THE EXERCISE ->
In the listing below, locate the lines that hold "JSON" and copy them.
____________________
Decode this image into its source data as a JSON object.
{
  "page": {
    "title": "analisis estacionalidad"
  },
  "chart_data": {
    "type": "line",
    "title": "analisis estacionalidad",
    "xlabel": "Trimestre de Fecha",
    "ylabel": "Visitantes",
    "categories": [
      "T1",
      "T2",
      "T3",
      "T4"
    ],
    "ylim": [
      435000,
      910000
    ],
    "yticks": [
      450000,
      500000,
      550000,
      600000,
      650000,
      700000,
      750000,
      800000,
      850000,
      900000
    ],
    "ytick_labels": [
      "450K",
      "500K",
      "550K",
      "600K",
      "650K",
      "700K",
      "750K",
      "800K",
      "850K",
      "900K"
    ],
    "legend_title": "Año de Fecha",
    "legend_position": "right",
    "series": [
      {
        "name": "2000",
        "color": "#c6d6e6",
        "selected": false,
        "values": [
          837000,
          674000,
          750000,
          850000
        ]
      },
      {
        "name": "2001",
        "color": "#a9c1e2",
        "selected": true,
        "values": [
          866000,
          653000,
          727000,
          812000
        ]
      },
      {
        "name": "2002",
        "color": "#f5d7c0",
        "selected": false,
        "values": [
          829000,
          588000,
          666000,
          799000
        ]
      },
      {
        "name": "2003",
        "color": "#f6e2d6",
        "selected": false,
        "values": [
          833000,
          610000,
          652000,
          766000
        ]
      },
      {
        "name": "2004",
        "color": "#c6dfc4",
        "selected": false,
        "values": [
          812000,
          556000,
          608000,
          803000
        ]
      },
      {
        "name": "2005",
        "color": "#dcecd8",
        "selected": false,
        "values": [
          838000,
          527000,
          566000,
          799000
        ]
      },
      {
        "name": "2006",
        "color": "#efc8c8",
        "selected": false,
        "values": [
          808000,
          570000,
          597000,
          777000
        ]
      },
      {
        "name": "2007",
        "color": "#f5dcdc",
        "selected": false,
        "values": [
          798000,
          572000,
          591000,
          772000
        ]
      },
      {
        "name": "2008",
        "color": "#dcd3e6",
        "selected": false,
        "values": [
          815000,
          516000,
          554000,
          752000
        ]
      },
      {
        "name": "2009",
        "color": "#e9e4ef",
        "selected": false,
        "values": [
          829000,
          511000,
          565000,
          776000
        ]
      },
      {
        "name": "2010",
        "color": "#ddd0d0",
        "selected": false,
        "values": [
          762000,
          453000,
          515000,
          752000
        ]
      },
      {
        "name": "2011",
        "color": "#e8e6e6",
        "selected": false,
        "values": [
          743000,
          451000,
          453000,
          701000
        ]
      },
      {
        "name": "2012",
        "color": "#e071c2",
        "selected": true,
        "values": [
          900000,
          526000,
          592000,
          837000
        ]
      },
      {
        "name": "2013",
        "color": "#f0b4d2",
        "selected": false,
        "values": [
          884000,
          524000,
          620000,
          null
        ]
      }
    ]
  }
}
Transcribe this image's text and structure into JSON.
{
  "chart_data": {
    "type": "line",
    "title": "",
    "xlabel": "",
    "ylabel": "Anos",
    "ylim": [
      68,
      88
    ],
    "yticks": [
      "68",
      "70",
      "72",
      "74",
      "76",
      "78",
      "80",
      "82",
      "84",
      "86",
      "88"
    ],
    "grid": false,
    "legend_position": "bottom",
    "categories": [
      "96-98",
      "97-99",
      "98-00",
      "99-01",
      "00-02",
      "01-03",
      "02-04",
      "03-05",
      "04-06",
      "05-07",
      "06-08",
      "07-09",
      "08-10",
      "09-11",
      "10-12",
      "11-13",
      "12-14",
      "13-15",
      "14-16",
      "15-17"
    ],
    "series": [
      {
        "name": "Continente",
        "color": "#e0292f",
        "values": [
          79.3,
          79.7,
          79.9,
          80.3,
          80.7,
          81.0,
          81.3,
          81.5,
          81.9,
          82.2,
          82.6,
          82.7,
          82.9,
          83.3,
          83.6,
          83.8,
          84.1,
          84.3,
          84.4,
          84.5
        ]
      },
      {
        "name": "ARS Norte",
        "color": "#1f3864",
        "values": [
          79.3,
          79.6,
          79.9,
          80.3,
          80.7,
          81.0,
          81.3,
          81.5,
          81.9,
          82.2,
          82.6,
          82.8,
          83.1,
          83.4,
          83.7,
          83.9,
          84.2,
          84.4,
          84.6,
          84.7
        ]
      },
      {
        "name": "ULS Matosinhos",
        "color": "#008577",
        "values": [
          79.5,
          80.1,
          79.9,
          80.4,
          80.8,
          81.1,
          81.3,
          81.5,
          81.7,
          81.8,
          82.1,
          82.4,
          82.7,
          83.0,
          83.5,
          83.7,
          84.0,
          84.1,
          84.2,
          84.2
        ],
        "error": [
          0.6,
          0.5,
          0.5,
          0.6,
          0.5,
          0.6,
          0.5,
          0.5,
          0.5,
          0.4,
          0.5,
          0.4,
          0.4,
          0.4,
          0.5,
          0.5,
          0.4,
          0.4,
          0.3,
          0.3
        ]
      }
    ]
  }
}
____________________
TASK RESPONSE ->
Decode this image into its source data as a JSON object.
Transcribe this image's text and structure into JSON.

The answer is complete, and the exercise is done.